- [Data to process]:
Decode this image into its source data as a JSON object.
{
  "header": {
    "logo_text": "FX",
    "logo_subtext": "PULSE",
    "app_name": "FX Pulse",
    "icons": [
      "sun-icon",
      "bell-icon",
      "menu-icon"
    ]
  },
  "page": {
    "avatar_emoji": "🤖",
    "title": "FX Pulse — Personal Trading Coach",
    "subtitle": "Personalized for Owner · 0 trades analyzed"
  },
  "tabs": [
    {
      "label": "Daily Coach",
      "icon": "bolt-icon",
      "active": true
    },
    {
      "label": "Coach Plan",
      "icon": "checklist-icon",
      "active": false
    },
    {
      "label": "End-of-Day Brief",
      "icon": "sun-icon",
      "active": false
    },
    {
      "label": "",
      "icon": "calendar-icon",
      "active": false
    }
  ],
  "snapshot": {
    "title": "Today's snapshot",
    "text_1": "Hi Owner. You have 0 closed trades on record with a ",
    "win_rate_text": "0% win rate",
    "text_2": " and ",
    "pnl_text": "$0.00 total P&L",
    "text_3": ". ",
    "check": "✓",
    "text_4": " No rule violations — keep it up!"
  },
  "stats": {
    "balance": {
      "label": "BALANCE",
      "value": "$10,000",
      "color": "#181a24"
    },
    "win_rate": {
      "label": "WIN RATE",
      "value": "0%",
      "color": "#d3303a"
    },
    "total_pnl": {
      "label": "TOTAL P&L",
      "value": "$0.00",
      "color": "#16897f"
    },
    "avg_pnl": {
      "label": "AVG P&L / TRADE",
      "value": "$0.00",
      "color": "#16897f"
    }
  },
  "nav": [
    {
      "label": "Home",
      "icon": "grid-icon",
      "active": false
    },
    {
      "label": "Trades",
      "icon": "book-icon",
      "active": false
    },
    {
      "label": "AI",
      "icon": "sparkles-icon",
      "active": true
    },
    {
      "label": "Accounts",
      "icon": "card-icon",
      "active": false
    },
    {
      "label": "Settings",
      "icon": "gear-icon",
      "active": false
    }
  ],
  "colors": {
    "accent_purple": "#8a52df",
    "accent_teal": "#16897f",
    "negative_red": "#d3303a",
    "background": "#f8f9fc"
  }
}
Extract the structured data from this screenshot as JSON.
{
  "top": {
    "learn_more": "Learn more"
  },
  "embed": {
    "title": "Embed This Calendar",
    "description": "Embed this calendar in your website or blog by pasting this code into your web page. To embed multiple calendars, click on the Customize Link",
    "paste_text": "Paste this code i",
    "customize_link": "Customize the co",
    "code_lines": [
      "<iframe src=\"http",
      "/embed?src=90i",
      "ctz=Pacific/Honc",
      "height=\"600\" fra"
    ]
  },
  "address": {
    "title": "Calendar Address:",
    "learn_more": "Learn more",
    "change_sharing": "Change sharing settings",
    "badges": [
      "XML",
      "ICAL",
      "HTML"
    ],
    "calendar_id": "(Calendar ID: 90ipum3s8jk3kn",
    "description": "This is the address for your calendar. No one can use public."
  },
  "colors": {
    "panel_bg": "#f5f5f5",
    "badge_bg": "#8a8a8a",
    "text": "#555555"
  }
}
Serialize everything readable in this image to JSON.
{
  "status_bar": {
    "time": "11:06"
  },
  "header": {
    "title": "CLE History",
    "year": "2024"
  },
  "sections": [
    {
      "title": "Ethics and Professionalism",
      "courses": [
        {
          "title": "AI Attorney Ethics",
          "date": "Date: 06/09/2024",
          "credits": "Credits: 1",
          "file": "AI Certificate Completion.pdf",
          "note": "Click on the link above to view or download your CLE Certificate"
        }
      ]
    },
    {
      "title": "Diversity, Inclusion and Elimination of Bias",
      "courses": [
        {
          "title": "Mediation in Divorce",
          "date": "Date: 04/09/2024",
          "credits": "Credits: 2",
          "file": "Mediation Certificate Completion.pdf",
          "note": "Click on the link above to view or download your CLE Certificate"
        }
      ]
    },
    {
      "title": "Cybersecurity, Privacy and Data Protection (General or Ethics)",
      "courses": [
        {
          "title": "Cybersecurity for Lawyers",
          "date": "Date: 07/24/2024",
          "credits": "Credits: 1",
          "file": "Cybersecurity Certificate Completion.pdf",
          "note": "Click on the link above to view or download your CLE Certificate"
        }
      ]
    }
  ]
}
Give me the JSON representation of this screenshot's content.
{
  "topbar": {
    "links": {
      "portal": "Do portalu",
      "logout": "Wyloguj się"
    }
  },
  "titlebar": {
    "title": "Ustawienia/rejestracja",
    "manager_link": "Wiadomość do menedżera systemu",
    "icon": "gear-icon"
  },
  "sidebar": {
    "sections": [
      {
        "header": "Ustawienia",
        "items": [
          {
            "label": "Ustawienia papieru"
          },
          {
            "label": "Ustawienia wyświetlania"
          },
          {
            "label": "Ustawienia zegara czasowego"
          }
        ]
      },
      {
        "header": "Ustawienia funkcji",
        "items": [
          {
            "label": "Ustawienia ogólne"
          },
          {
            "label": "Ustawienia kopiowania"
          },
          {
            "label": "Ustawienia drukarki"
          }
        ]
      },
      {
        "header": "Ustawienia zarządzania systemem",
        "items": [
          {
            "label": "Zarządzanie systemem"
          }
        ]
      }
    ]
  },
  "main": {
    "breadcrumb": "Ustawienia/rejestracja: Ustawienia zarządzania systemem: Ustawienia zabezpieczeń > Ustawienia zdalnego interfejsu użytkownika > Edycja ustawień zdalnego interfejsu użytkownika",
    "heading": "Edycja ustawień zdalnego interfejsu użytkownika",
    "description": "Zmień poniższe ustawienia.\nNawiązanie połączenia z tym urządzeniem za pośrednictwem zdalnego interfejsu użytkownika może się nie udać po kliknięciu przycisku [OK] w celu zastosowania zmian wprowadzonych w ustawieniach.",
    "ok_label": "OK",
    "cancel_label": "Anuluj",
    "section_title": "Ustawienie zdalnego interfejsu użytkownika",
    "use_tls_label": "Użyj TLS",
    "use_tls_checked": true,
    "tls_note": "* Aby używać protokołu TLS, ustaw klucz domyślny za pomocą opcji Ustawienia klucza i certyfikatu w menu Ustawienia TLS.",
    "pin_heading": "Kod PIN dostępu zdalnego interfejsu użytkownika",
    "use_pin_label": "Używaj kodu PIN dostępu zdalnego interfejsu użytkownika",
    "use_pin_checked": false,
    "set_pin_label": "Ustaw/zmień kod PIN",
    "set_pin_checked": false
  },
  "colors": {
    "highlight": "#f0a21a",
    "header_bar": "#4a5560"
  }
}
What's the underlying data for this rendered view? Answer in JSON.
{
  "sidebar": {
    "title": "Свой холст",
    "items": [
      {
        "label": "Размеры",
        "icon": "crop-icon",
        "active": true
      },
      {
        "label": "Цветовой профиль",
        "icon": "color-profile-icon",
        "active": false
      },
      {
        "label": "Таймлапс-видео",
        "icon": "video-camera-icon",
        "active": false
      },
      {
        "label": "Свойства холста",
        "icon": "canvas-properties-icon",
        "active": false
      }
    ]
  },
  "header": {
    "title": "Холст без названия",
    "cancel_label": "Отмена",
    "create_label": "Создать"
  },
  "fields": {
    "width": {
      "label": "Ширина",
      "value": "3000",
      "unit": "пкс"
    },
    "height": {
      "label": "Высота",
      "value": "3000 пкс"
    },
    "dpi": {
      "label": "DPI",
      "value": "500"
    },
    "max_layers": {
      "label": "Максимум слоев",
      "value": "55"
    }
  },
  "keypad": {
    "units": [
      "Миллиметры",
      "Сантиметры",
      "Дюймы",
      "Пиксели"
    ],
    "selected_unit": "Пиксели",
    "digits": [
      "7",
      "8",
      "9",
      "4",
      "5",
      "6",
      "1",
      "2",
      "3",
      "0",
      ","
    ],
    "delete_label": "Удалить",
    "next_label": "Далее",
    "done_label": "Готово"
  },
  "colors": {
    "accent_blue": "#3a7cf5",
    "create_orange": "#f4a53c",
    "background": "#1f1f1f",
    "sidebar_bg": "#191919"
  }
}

- [Your task]:
Look for the word "date" and return every line where it occurs.

- [Solution to this exercise]:
          "date": "Date: 06/09/2024",
          "date": "Date: 04/09/2024",
          "date": "Date: 07/24/2024",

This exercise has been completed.